STATED GOAL
Show only lines that include "Future".

RECORDS PROVIDED

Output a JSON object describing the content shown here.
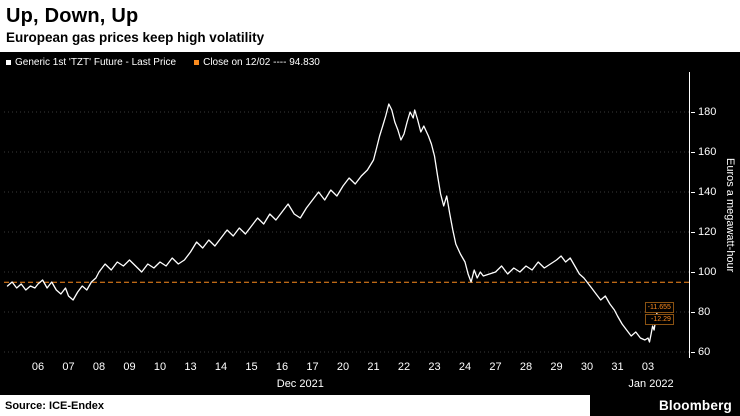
{
  "header": {
    "title": "Up, Down, Up",
    "subtitle": "European gas prices keep high volatility"
  },
  "legend": {
    "series1_label": "Generic 1st 'TZT' Future - Last Price",
    "series2_label": "Close on 12/02 ---- 94.830"
  },
  "annotations": {
    "change_abs": "-11.655",
    "change_pct": "-12.29"
  },
  "footer": {
    "source": "Source: ICE-Endex",
    "brand": "Bloomberg"
  },
  "colors": {
    "accent_orange": "#FB8B1E",
    "line_white": "#FFFFFF",
    "grid": "#3a3a3a",
    "background": "#000000",
    "header_bg": "#FFFFFF"
  },
  "chart_data": {
    "type": "line",
    "title": "Up, Down, Up",
    "subtitle": "European gas prices keep high volatility",
    "ylabel": "Euros a megawatt-hour",
    "legend_position": "top-left",
    "grid": "horizontal-dotted",
    "y_ticks": [
      60,
      80,
      100,
      120,
      140,
      160,
      180
    ],
    "ylim": [
      57,
      200
    ],
    "x_tick_labels": [
      "06",
      "07",
      "08",
      "09",
      "10",
      "13",
      "14",
      "15",
      "16",
      "17",
      "20",
      "21",
      "22",
      "23",
      "24",
      "27",
      "28",
      "29",
      "30",
      "31",
      "03"
    ],
    "x_month_labels": [
      {
        "label": "Dec 2021",
        "center_day": 8.6
      },
      {
        "label": "Jan 2022",
        "center_day": 20.1
      }
    ],
    "close_line": {
      "label": "Close on 12/02",
      "value": 94.83,
      "style": "dashed"
    },
    "last_price": 83.175,
    "series": [
      {
        "name": "Generic 1st 'TZT' Future - Last Price",
        "color": "#FFFFFF",
        "points": [
          [
            -1.0,
            93
          ],
          [
            -0.85,
            95
          ],
          [
            -0.7,
            92
          ],
          [
            -0.55,
            94
          ],
          [
            -0.4,
            91
          ],
          [
            -0.25,
            93
          ],
          [
            -0.1,
            92
          ],
          [
            0,
            94
          ],
          [
            0.15,
            96
          ],
          [
            0.3,
            92
          ],
          [
            0.45,
            95
          ],
          [
            0.6,
            91
          ],
          [
            0.75,
            89
          ],
          [
            0.9,
            92
          ],
          [
            1,
            88
          ],
          [
            1.15,
            86
          ],
          [
            1.3,
            90
          ],
          [
            1.45,
            93
          ],
          [
            1.6,
            91
          ],
          [
            1.75,
            95
          ],
          [
            1.9,
            97
          ],
          [
            2,
            100
          ],
          [
            2.2,
            104
          ],
          [
            2.4,
            101
          ],
          [
            2.6,
            105
          ],
          [
            2.8,
            103
          ],
          [
            3,
            106
          ],
          [
            3.2,
            103
          ],
          [
            3.4,
            100
          ],
          [
            3.6,
            104
          ],
          [
            3.8,
            102
          ],
          [
            4,
            105
          ],
          [
            4.2,
            103
          ],
          [
            4.4,
            107
          ],
          [
            4.6,
            104
          ],
          [
            4.8,
            106
          ],
          [
            5,
            110
          ],
          [
            5.2,
            115
          ],
          [
            5.4,
            112
          ],
          [
            5.6,
            116
          ],
          [
            5.8,
            113
          ],
          [
            6,
            117
          ],
          [
            6.2,
            121
          ],
          [
            6.4,
            118
          ],
          [
            6.6,
            122
          ],
          [
            6.8,
            119
          ],
          [
            7,
            123
          ],
          [
            7.2,
            127
          ],
          [
            7.4,
            124
          ],
          [
            7.6,
            129
          ],
          [
            7.8,
            126
          ],
          [
            8,
            130
          ],
          [
            8.2,
            134
          ],
          [
            8.4,
            129
          ],
          [
            8.6,
            127
          ],
          [
            8.8,
            132
          ],
          [
            9,
            136
          ],
          [
            9.2,
            140
          ],
          [
            9.4,
            136
          ],
          [
            9.6,
            141
          ],
          [
            9.8,
            138
          ],
          [
            10,
            143
          ],
          [
            10.2,
            147
          ],
          [
            10.4,
            144
          ],
          [
            10.6,
            148
          ],
          [
            10.8,
            151
          ],
          [
            11,
            156
          ],
          [
            11.1,
            162
          ],
          [
            11.2,
            168
          ],
          [
            11.3,
            173
          ],
          [
            11.4,
            178
          ],
          [
            11.5,
            184
          ],
          [
            11.6,
            181
          ],
          [
            11.7,
            175
          ],
          [
            11.8,
            171
          ],
          [
            11.9,
            166
          ],
          [
            12,
            169
          ],
          [
            12.1,
            175
          ],
          [
            12.2,
            180
          ],
          [
            12.3,
            177
          ],
          [
            12.35,
            181
          ],
          [
            12.45,
            176
          ],
          [
            12.55,
            170
          ],
          [
            12.65,
            173
          ],
          [
            12.8,
            168
          ],
          [
            12.9,
            164
          ],
          [
            13,
            158
          ],
          [
            13.1,
            148
          ],
          [
            13.2,
            139
          ],
          [
            13.3,
            133
          ],
          [
            13.4,
            138
          ],
          [
            13.5,
            129
          ],
          [
            13.6,
            121
          ],
          [
            13.7,
            114
          ],
          [
            13.85,
            109
          ],
          [
            14,
            105
          ],
          [
            14.1,
            99
          ],
          [
            14.2,
            95
          ],
          [
            14.3,
            101
          ],
          [
            14.4,
            97
          ],
          [
            14.5,
            100
          ],
          [
            14.6,
            98
          ],
          [
            15,
            100
          ],
          [
            15.2,
            103
          ],
          [
            15.4,
            99
          ],
          [
            15.6,
            102
          ],
          [
            15.8,
            100
          ],
          [
            16,
            103
          ],
          [
            16.2,
            101
          ],
          [
            16.4,
            105
          ],
          [
            16.6,
            102
          ],
          [
            16.8,
            104
          ],
          [
            17,
            106
          ],
          [
            17.15,
            108
          ],
          [
            17.3,
            105
          ],
          [
            17.45,
            107
          ],
          [
            17.6,
            103
          ],
          [
            17.75,
            99
          ],
          [
            17.9,
            97
          ],
          [
            18,
            95
          ],
          [
            18.15,
            92
          ],
          [
            18.3,
            89
          ],
          [
            18.45,
            86
          ],
          [
            18.6,
            88
          ],
          [
            18.75,
            84
          ],
          [
            18.9,
            81
          ],
          [
            19,
            78
          ],
          [
            19.15,
            74
          ],
          [
            19.3,
            71
          ],
          [
            19.45,
            68
          ],
          [
            19.6,
            70
          ],
          [
            19.75,
            67
          ],
          [
            19.9,
            66
          ],
          [
            20,
            67
          ],
          [
            20.05,
            65
          ],
          [
            20.1,
            69
          ],
          [
            20.15,
            73
          ],
          [
            20.2,
            71
          ],
          [
            20.25,
            76
          ],
          [
            20.3,
            80
          ],
          [
            20.35,
            83.175
          ]
        ]
      }
    ]
  }
}
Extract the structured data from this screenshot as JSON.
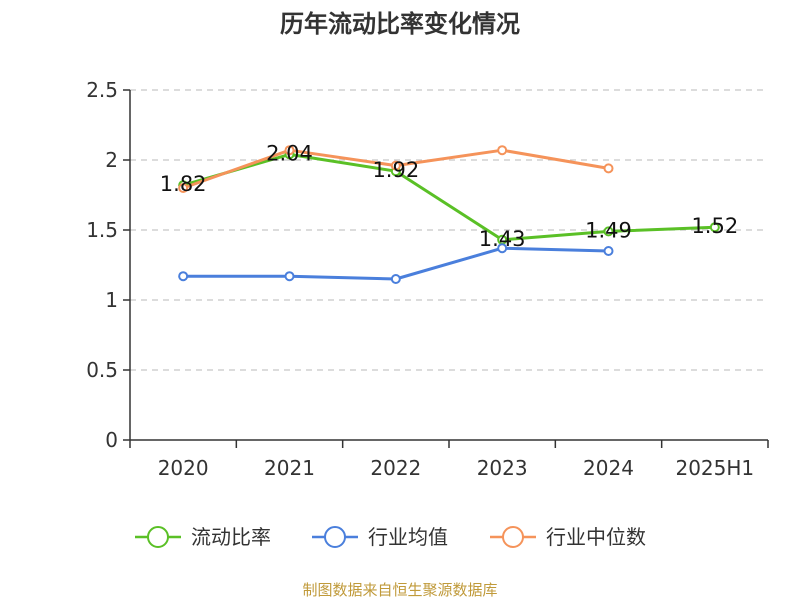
{
  "chart_data": {
    "type": "line",
    "title": "历年流动比率变化情况",
    "categories": [
      "2020",
      "2021",
      "2022",
      "2023",
      "2024",
      "2025H1"
    ],
    "ylim": [
      0,
      2.5
    ],
    "yticks": [
      "0",
      "0.5",
      "1",
      "1.5",
      "2",
      "2.5"
    ],
    "grid": true,
    "legend_position": "bottom",
    "series": [
      {
        "name": "流动比率",
        "color": "#5ac026",
        "values": [
          1.82,
          2.04,
          1.92,
          1.43,
          1.49,
          1.52
        ],
        "labels": [
          "1.82",
          "2.04",
          "1.92",
          "1.43",
          "1.49",
          "1.52"
        ]
      },
      {
        "name": "行业均值",
        "color": "#4a7fdc",
        "values": [
          1.17,
          1.17,
          1.15,
          1.37,
          1.35,
          null
        ]
      },
      {
        "name": "行业中位数",
        "color": "#f5935a",
        "values": [
          1.8,
          2.07,
          1.96,
          2.07,
          1.94,
          null
        ]
      }
    ],
    "source": "制图数据来自恒生聚源数据库"
  }
}
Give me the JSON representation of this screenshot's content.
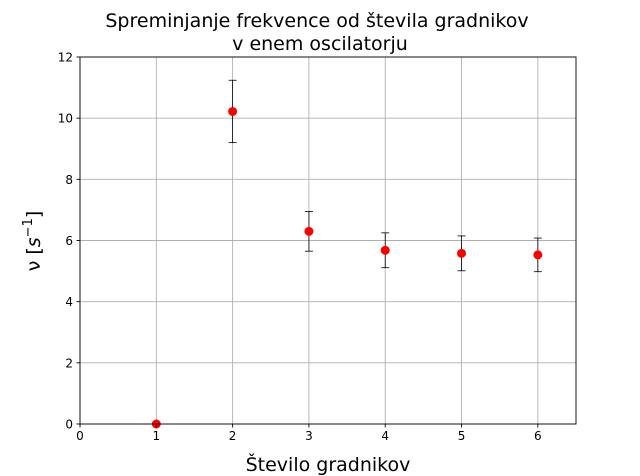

SOLUTION TO THE EXERCISE
    "series1_label": "Generic 1st 'TZT' Future - Last Price",
        "name": "Generic 1st 'TZT' Future - Last Price",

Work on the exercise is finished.